__PROBLEM TO SOLVE__: Output the material below in full, exactly as it is.

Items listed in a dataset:
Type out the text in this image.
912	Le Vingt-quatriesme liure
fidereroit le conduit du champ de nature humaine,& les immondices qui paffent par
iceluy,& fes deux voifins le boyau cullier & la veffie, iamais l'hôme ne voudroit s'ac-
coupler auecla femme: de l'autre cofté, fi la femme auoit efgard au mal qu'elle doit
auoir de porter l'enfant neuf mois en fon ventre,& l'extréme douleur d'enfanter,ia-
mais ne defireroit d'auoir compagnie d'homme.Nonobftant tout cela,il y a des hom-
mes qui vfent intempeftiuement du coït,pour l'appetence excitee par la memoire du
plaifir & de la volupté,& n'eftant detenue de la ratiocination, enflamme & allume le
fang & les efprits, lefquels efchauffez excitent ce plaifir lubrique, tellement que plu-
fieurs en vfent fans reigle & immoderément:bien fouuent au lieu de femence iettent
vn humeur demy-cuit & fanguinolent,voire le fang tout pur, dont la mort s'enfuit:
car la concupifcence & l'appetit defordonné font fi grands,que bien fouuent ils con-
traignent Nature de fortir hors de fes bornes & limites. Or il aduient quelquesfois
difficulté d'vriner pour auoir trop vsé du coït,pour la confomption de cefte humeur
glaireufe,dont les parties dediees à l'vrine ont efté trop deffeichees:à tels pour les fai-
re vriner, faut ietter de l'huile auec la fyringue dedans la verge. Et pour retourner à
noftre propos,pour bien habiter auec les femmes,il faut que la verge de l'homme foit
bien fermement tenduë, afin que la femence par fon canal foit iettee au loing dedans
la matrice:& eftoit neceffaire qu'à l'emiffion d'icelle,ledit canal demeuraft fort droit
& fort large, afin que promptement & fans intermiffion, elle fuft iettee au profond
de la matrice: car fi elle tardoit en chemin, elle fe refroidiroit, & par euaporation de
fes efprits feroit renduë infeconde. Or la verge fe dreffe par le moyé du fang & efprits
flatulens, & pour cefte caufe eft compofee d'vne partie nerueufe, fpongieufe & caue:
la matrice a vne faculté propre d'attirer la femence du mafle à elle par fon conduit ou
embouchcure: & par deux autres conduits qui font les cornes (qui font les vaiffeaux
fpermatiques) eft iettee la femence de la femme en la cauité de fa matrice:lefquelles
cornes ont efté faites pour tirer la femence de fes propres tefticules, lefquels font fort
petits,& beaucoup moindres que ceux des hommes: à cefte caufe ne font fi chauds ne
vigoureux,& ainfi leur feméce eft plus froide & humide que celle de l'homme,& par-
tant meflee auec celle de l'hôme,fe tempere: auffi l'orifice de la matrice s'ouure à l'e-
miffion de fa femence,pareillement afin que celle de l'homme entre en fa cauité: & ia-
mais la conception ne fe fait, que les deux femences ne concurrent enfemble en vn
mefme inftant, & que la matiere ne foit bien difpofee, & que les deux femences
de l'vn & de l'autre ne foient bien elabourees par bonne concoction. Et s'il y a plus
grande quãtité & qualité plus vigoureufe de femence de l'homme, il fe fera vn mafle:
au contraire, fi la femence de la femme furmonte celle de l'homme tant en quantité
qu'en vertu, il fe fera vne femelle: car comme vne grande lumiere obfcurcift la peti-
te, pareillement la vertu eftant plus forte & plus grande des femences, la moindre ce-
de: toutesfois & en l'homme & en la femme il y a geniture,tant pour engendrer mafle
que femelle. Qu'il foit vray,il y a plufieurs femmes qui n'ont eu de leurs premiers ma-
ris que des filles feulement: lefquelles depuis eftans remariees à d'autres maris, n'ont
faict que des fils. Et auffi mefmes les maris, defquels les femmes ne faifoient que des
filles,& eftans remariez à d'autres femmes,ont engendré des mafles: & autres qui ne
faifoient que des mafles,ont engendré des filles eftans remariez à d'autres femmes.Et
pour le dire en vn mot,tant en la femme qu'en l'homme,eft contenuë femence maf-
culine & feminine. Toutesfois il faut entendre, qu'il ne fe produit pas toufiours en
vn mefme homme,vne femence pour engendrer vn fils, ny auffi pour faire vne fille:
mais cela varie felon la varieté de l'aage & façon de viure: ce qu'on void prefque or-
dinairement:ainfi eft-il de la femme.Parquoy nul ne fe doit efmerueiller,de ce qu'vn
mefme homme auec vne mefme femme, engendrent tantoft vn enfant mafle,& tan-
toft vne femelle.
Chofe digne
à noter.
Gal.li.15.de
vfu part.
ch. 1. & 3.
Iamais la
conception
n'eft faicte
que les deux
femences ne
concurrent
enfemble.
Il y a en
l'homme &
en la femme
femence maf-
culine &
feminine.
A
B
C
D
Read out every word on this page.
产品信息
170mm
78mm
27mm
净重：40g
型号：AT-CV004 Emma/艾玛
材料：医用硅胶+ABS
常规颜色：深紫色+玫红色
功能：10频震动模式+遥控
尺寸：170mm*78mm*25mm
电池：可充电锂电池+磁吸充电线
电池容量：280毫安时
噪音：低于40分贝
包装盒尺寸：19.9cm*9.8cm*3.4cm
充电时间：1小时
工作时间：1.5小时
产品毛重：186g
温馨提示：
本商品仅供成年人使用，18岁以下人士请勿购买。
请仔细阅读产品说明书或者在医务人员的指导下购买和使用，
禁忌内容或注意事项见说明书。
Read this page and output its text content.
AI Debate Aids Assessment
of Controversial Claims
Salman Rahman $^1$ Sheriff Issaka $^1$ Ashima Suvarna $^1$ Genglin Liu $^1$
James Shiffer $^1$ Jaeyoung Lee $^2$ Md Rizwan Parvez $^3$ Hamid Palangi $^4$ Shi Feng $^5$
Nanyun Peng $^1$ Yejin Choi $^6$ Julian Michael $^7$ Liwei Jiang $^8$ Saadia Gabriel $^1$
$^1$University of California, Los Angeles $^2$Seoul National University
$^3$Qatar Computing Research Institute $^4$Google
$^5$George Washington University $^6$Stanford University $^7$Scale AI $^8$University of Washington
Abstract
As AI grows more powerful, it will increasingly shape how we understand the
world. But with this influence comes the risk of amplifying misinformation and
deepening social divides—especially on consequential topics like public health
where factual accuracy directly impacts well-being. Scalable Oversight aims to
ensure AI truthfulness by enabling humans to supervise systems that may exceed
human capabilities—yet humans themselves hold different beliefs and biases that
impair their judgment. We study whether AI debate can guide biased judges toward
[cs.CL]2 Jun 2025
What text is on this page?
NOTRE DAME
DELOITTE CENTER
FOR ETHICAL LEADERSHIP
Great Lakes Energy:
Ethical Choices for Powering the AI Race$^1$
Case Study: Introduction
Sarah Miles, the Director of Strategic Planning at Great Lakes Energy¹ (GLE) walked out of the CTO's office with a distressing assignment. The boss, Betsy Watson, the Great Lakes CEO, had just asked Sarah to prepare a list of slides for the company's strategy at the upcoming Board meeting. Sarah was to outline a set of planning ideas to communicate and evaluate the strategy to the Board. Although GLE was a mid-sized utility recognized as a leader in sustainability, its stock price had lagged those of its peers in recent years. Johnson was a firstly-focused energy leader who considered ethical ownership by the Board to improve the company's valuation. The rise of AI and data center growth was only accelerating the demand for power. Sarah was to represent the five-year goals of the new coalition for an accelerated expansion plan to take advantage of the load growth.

__REPLY TO THE TASK__:
Type out the text in this image.
912	Le Vingt-quatriesme liure
fidereroit le conduit du champ de nature humaine,& les immondices qui paffent par
iceluy,& fes deux voifins le boyau cullier & la veffie, iamais l'hôme ne voudroit s'ac-
coupler auecla femme: de l'autre cofté, fi la femme auoit efgard au mal qu'elle doit
auoir de porter l'enfant neuf mois en fon ventre,& l'extréme douleur d'enfanter,ia-
mais ne defireroit d'auoir compagnie d'homme.Nonobftant tout cela,il y a des hom-
mes qui vfent intempeftiuement du coït,pour l'appetence excitee par la memoire du
plaifir & de la volupté,& n'eftant detenue de la ratiocination, enflamme & allume le
fang & les efprits, lefquels efchauffez excitent ce plaifir lubrique, tellement que plu-
fieurs en vfent fans reigle & immoderément:bien fouuent au lieu de femence iettent
vn humeur demy-cuit & fanguinolent,voire le fang tout pur, dont la mort s'enfuit:
car la concupifcence & l'appetit defordonné font fi grands,que bien fouuent ils con-
traignent Nature de fortir hors de fes bornes & limites. Or il aduient quelquesfois
difficulté d'vriner pour auoir trop vsé du coït,pour la confomption de cefte humeur
glaireufe,dont les parties dediees à l'vrine ont efté trop deffeichees:à tels pour les fai-
re vriner, faut ietter de l'huile auec la fyringue dedans la verge. Et pour retourner à
noftre propos,pour bien habiter auec les femmes,il faut que la verge de l'homme foit
bien fermement tenduë, afin que la femence par fon canal foit iettee au loing dedans
la matrice:& eftoit neceffaire qu'à l'emiffion d'icelle,ledit canal demeuraft fort droit
& fort large, afin que promptement & fans intermiffion, elle fuft iettee au profond
de la matrice: car fi elle tardoit en chemin, elle fe refroidiroit, & par euaporation de
fes efprits feroit renduë infeconde. Or la verge fe dreffe par le moyé du fang & efprits
flatulens, & pour cefte caufe eft compofee d'vne partie nerueufe, fpongieufe & caue:
la matrice a vne faculté propre d'attirer la femence du mafle à elle par fon conduit ou
embouchcure: & par deux autres conduits qui font les cornes (qui font les vaiffeaux
fpermatiques) eft iettee la femence de la femme en la cauité de fa matrice:lefquelles
cornes ont efté faites pour tirer la femence de fes propres tefticules, lefquels font fort
petits,& beaucoup moindres que ceux des hommes: à cefte caufe ne font fi chauds ne
vigoureux,& ainfi leur feméce eft plus froide & humide que celle de l'homme,& par-
tant meflee auec celle de l'hôme,fe tempere: auffi l'orifice de la matrice s'ouure à l'e-
miffion de fa femence,pareillement afin que celle de l'homme entre en fa cauité: & ia-
mais la conception ne fe fait, que les deux femences ne concurrent enfemble en vn
mefme inftant, & que la matiere ne foit bien difpofee, & que les deux femences
de l'vn & de l'autre ne foient bien elabourees par bonne concoction. Et s'il y a plus
grande quãtité & qualité plus vigoureufe de femence de l'homme, il fe fera vn mafle:
au contraire, fi la femence de la femme furmonte celle de l'homme tant en quantité
qu'en vertu, il fe fera vne femelle: car comme vne grande lumiere obfcurcift la peti-
te, pareillement la vertu eftant plus forte & plus grande des femences, la moindre ce-
de: toutesfois & en l'homme & en la femme il y a geniture,tant pour engendrer mafle
que femelle. Qu'il foit vray,il y a plufieurs femmes qui n'ont eu de leurs premiers ma-
ris que des filles feulement: lefquelles depuis eftans remariees à d'autres maris, n'ont
faict que des fils. Et auffi mefmes les maris, defquels les femmes ne faifoient que des
filles,& eftans remariez à d'autres femmes,ont engendré des mafles: & autres qui ne
faifoient que des mafles,ont engendré des filles eftans remariez à d'autres femmes.Et
pour le dire en vn mot,tant en la femme qu'en l'homme,eft contenuë femence maf-
culine & feminine. Toutesfois il faut entendre, qu'il ne fe produit pas toufiours en
vn mefme homme,vne femence pour engendrer vn fils, ny auffi pour faire vne fille:
mais cela varie felon la varieté de l'aage & façon de viure: ce qu'on void prefque or-
dinairement:ainfi eft-il de la femme.Parquoy nul ne fe doit efmerueiller,de ce qu'vn
mefme homme auec vne mefme femme, engendrent tantoft vn enfant mafle,& tan-
toft vne femelle.
Chofe digne
à noter.
Gal.li.15.de
vfu part.
ch. 1. & 3.
Iamais la
conception
n'eft faicte
que les deux
femences ne
concurrent
enfemble.
Il y a en
l'homme &
en la femme
femence maf-
culine &
feminine.
A
B
C
D
Read out every word on this page.
产品信息
170mm
78mm
27mm
净重：40g
型号：AT-CV004 Emma/艾玛
材料：医用硅胶+ABS
常规颜色：深紫色+玫红色
功能：10频震动模式+遥控
尺寸：170mm*78mm*25mm
电池：可充电锂电池+磁吸充电线
电池容量：280毫安时
噪音：低于40分贝
包装盒尺寸：19.9cm*9.8cm*3.4cm
充电时间：1小时
工作时间：1.5小时
产品毛重：186g
温馨提示：
本商品仅供成年人使用，18岁以下人士请勿购买。
请仔细阅读产品说明书或者在医务人员的指导下购买和使用，
禁忌内容或注意事项见说明书。
Read this page and output its text content.
AI Debate Aids Assessment
of Controversial Claims
Salman Rahman $^1$ Sheriff Issaka $^1$ Ashima Suvarna $^1$ Genglin Liu $^1$
James Shiffer $^1$ Jaeyoung Lee $^2$ Md Rizwan Parvez $^3$ Hamid Palangi $^4$ Shi Feng $^5$
Nanyun Peng $^1$ Yejin Choi $^6$ Julian Michael $^7$ Liwei Jiang $^8$ Saadia Gabriel $^1$
$^1$University of California, Los Angeles $^2$Seoul National University
$^3$Qatar Computing Research Institute $^4$Google
$^5$George Washington University $^6$Stanford University $^7$Scale AI $^8$University of Washington
Abstract
As AI grows more powerful, it will increasingly shape how we understand the
world. But with this influence comes the risk of amplifying misinformation and
deepening social divides—especially on consequential topics like public health
where factual accuracy directly impacts well-being. Scalable Oversight aims to
ensure AI truthfulness by enabling humans to supervise systems that may exceed
human capabilities—yet humans themselves hold different beliefs and biases that
impair their judgment. We study whether AI debate can guide biased judges toward
[cs.CL]2 Jun 2025
What text is on this page?
NOTRE DAME
DELOITTE CENTER
FOR ETHICAL LEADERSHIP
Great Lakes Energy:
Ethical Choices for Powering the AI Race$^1$
Case Study: Introduction
Sarah Miles, the Director of Strategic Planning at Great Lakes Energy¹ (GLE) walked out of the CTO's office with a distressing assignment. The boss, Betsy Watson, the Great Lakes CEO, had just asked Sarah to prepare a list of slides for the company's strategy at the upcoming Board meeting. Sarah was to outline a set of planning ideas to communicate and evaluate the strategy to the Board. Although GLE was a mid-sized utility recognized as a leader in sustainability, its stock price had lagged those of its peers in recent years. Johnson was a firstly-focused energy leader who considered ethical ownership by the Board to improve the company's valuation. The rise of AI and data center growth was only accelerating the demand for power. Sarah was to represent the five-year goals of the new coalition for an accelerated expansion plan to take advantage of the load growth.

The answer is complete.